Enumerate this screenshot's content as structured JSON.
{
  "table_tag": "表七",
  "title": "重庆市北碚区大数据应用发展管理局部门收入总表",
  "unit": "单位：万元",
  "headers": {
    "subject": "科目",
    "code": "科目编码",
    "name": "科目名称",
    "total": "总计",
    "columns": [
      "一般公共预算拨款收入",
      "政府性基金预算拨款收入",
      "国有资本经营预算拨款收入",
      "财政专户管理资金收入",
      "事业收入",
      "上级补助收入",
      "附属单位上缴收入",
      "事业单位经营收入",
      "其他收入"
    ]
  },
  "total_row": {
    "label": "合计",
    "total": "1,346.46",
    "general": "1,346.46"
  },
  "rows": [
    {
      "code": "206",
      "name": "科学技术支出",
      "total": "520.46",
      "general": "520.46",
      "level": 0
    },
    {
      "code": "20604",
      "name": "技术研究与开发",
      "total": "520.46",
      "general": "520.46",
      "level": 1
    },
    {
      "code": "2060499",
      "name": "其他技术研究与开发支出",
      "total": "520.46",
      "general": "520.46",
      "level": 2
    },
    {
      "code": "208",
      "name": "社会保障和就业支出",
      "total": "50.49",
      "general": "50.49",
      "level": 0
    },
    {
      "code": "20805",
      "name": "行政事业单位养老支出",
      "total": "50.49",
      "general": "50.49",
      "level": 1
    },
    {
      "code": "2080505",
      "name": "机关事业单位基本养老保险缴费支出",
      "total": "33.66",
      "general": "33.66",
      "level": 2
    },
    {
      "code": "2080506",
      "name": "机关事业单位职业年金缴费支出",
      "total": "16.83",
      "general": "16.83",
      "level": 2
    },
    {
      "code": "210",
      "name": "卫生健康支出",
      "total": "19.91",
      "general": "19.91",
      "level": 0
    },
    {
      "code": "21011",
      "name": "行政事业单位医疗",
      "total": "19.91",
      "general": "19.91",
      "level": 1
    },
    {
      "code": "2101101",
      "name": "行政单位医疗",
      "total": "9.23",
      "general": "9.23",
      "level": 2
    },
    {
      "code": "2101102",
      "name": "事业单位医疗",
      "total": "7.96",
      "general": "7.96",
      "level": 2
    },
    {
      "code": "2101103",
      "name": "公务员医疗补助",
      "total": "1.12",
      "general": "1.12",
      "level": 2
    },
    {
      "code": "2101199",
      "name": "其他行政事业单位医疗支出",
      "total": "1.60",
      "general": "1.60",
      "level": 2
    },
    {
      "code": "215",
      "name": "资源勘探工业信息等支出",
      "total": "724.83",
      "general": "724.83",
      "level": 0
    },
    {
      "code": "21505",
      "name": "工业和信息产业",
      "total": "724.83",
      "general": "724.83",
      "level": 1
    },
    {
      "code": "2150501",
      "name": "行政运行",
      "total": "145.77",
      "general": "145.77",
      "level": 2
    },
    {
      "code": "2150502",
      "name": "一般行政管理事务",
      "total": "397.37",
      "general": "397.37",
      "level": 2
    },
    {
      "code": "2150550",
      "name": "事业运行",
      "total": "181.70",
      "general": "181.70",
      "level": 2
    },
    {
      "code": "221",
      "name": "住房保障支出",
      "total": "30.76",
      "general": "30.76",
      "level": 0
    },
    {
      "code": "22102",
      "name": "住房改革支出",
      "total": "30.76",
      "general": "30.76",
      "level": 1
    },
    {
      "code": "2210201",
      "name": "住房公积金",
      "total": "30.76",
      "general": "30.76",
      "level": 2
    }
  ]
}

■ ■ ■ ■ ■ ■ ■

**GOAL OF THE EXERCISE**
Transcribe the material above word for word.

**WRITTEN RESPONSE**
Enumerate this screenshot's content as structured JSON.
{
  "table_tag": "表七",
  "title": "重庆市北碚区大数据应用发展管理局部门收入总表",
  "unit": "单位：万元",
  "headers": {
    "subject": "科目",
    "code": "科目编码",
    "name": "科目名称",
    "total": "总计",
    "columns": [
      "一般公共预算拨款收入",
      "政府性基金预算拨款收入",
      "国有资本经营预算拨款收入",
      "财政专户管理资金收入",
      "事业收入",
      "上级补助收入",
      "附属单位上缴收入",
      "事业单位经营收入",
      "其他收入"
    ]
  },
  "total_row": {
    "label": "合计",
    "total": "1,346.46",
    "general": "1,346.46"
  },
  "rows": [
    {
      "code": "206",
      "name": "科学技术支出",
      "total": "520.46",
      "general": "520.46",
      "level": 0
    },
    {
      "code": "20604",
      "name": "技术研究与开发",
      "total": "520.46",
      "general": "520.46",
      "level": 1
    },
    {
      "code": "2060499",
      "name": "其他技术研究与开发支出",
      "total": "520.46",
      "general": "520.46",
      "level": 2
    },
    {
      "code": "208",
      "name": "社会保障和就业支出",
      "total": "50.49",
      "general": "50.49",
      "level": 0
    },
    {
      "code": "20805",
      "name": "行政事业单位养老支出",
      "total": "50.49",
      "general": "50.49",
      "level": 1
    },
    {
      "code": "2080505",
      "name": "机关事业单位基本养老保险缴费支出",
      "total": "33.66",
      "general": "33.66",
      "level": 2
    },
    {
      "code": "2080506",
      "name": "机关事业单位职业年金缴费支出",
      "total": "16.83",
      "general": "16.83",
      "level": 2
    },
    {
      "code": "210",
      "name": "卫生健康支出",
      "total": "19.91",
      "general": "19.91",
      "level": 0
    },
    {
      "code": "21011",
      "name": "行政事业单位医疗",
      "total": "19.91",
      "general": "19.91",
      "level": 1
    },
    {
      "code": "2101101",
      "name": "行政单位医疗",
      "total": "9.23",
      "general": "9.23",
      "level": 2
    },
    {
      "code": "2101102",
      "name": "事业单位医疗",
      "total": "7.96",
      "general": "7.96",
      "level": 2
    },
    {
      "code": "2101103",
      "name": "公务员医疗补助",
      "total": "1.12",
      "general": "1.12",
      "level": 2
    },
    {
      "code": "2101199",
      "name": "其他行政事业单位医疗支出",
      "total": "1.60",
      "general": "1.60",
      "level": 2
    },
    {
      "code": "215",
      "name": "资源勘探工业信息等支出",
      "total": "724.83",
      "general": "724.83",
      "level": 0
    },
    {
      "code": "21505",
      "name": "工业和信息产业",
      "total": "724.83",
      "general": "724.83",
      "level": 1
    },
    {
      "code": "2150501",
      "name": "行政运行",
      "total": "145.77",
      "general": "145.77",
      "level": 2
    },
    {
      "code": "2150502",
      "name": "一般行政管理事务",
      "total": "397.37",
      "general": "397.37",
      "level": 2
    },
    {
      "code": "2150550",
      "name": "事业运行",
      "total": "181.70",
      "general": "181.70",
      "level": 2
    },
    {
      "code": "221",
      "name": "住房保障支出",
      "total": "30.76",
      "general": "30.76",
      "level": 0
    },
    {
      "code": "22102",
      "name": "住房改革支出",
      "total": "30.76",
      "general": "30.76",
      "level": 1
    },
    {
      "code": "2210201",
      "name": "住房公积金",
      "total": "30.76",
      "general": "30.76",
      "level": 2
    }
  ]
}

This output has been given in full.